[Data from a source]
━━━━━━━━
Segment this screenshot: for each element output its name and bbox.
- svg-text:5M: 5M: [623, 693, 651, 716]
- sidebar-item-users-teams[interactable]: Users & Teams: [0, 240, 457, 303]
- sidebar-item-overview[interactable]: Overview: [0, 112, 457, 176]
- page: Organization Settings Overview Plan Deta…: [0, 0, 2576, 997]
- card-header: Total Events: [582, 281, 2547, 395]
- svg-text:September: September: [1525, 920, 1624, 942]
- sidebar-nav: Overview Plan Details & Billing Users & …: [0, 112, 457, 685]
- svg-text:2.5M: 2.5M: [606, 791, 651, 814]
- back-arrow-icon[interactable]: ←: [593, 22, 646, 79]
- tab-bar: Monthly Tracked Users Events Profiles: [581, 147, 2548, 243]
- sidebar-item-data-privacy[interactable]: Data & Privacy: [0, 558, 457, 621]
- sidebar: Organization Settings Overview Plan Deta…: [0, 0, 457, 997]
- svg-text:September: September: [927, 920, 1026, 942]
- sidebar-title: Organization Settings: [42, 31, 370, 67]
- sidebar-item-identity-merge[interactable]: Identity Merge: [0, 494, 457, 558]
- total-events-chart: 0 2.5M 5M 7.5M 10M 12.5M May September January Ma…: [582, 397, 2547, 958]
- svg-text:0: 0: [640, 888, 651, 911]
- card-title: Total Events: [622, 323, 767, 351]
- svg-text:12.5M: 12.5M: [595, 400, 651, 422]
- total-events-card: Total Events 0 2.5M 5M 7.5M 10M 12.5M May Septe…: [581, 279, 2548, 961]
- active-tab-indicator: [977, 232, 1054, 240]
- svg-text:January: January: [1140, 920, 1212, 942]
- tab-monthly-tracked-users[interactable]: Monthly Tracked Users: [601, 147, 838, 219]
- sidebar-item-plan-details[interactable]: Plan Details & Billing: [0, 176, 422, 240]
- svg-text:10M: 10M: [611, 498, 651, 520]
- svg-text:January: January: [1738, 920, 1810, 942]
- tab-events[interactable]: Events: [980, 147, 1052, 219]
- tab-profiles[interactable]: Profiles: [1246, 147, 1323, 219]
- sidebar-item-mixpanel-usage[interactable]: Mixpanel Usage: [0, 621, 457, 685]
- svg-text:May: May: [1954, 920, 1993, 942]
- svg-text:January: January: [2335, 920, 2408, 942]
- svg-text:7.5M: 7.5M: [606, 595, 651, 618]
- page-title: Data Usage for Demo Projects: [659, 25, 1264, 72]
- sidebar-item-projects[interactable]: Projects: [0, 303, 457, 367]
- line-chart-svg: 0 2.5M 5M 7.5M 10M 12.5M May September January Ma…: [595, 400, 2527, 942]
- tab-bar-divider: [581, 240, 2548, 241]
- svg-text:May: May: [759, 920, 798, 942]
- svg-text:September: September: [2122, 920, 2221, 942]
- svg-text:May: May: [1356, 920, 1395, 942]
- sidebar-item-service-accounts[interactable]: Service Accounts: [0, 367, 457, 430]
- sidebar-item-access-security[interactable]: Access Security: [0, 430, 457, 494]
━━━━━━━━
[Stated goal]
Copy these lines word for word, covering all of the data above.

[Solution to this task]
Segment this screenshot: for each element output its name and bbox.
- svg-text:5M: 5M: [623, 693, 651, 716]
- sidebar-item-users-teams[interactable]: Users & Teams: [0, 240, 457, 303]
- sidebar-item-overview[interactable]: Overview: [0, 112, 457, 176]
- page: Organization Settings Overview Plan Deta…: [0, 0, 2576, 997]
- card-header: Total Events: [582, 281, 2547, 395]
- svg-text:September: September: [1525, 920, 1624, 942]
- sidebar-nav: Overview Plan Details & Billing Users & …: [0, 112, 457, 685]
- svg-text:2.5M: 2.5M: [606, 791, 651, 814]
- back-arrow-icon[interactable]: ←: [593, 22, 646, 79]
- tab-bar: Monthly Tracked Users Events Profiles: [581, 147, 2548, 243]
- sidebar-item-data-privacy[interactable]: Data & Privacy: [0, 558, 457, 621]
- sidebar: Organization Settings Overview Plan Deta…: [0, 0, 457, 997]
- svg-text:September: September: [927, 920, 1026, 942]
- sidebar-title: Organization Settings: [42, 31, 370, 67]
- sidebar-item-identity-merge[interactable]: Identity Merge: [0, 494, 457, 558]
- total-events-chart: 0 2.5M 5M 7.5M 10M 12.5M May September January Ma…: [582, 397, 2547, 958]
- svg-text:0: 0: [640, 888, 651, 911]
- card-title: Total Events: [622, 323, 767, 351]
- svg-text:12.5M: 12.5M: [595, 400, 651, 422]
- total-events-card: Total Events 0 2.5M 5M 7.5M 10M 12.5M May Septe…: [581, 279, 2548, 961]
- active-tab-indicator: [977, 232, 1054, 240]
- svg-text:January: January: [1140, 920, 1212, 942]
- tab-monthly-tracked-users[interactable]: Monthly Tracked Users: [601, 147, 838, 219]
- sidebar-item-plan-details[interactable]: Plan Details & Billing: [0, 176, 422, 240]
- svg-text:10M: 10M: [611, 498, 651, 520]
- svg-text:January: January: [1738, 920, 1810, 942]
- tab-events[interactable]: Events: [980, 147, 1052, 219]
- tab-profiles[interactable]: Profiles: [1246, 147, 1323, 219]
- sidebar-item-mixpanel-usage[interactable]: Mixpanel Usage: [0, 621, 457, 685]
- svg-text:May: May: [1954, 920, 1993, 942]
- svg-text:January: January: [2335, 920, 2408, 942]
- svg-text:7.5M: 7.5M: [606, 595, 651, 618]
- page-title: Data Usage for Demo Projects: [659, 25, 1264, 72]
- sidebar-item-projects[interactable]: Projects: [0, 303, 457, 367]
- line-chart-svg: 0 2.5M 5M 7.5M 10M 12.5M May September January Ma…: [595, 400, 2527, 942]
- tab-bar-divider: [581, 240, 2548, 241]
- svg-text:May: May: [759, 920, 798, 942]
- svg-text:September: September: [2122, 920, 2221, 942]
- svg-text:May: May: [1356, 920, 1395, 942]
- sidebar-item-service-accounts[interactable]: Service Accounts: [0, 367, 457, 430]
- sidebar-item-access-security[interactable]: Access Security: [0, 430, 457, 494]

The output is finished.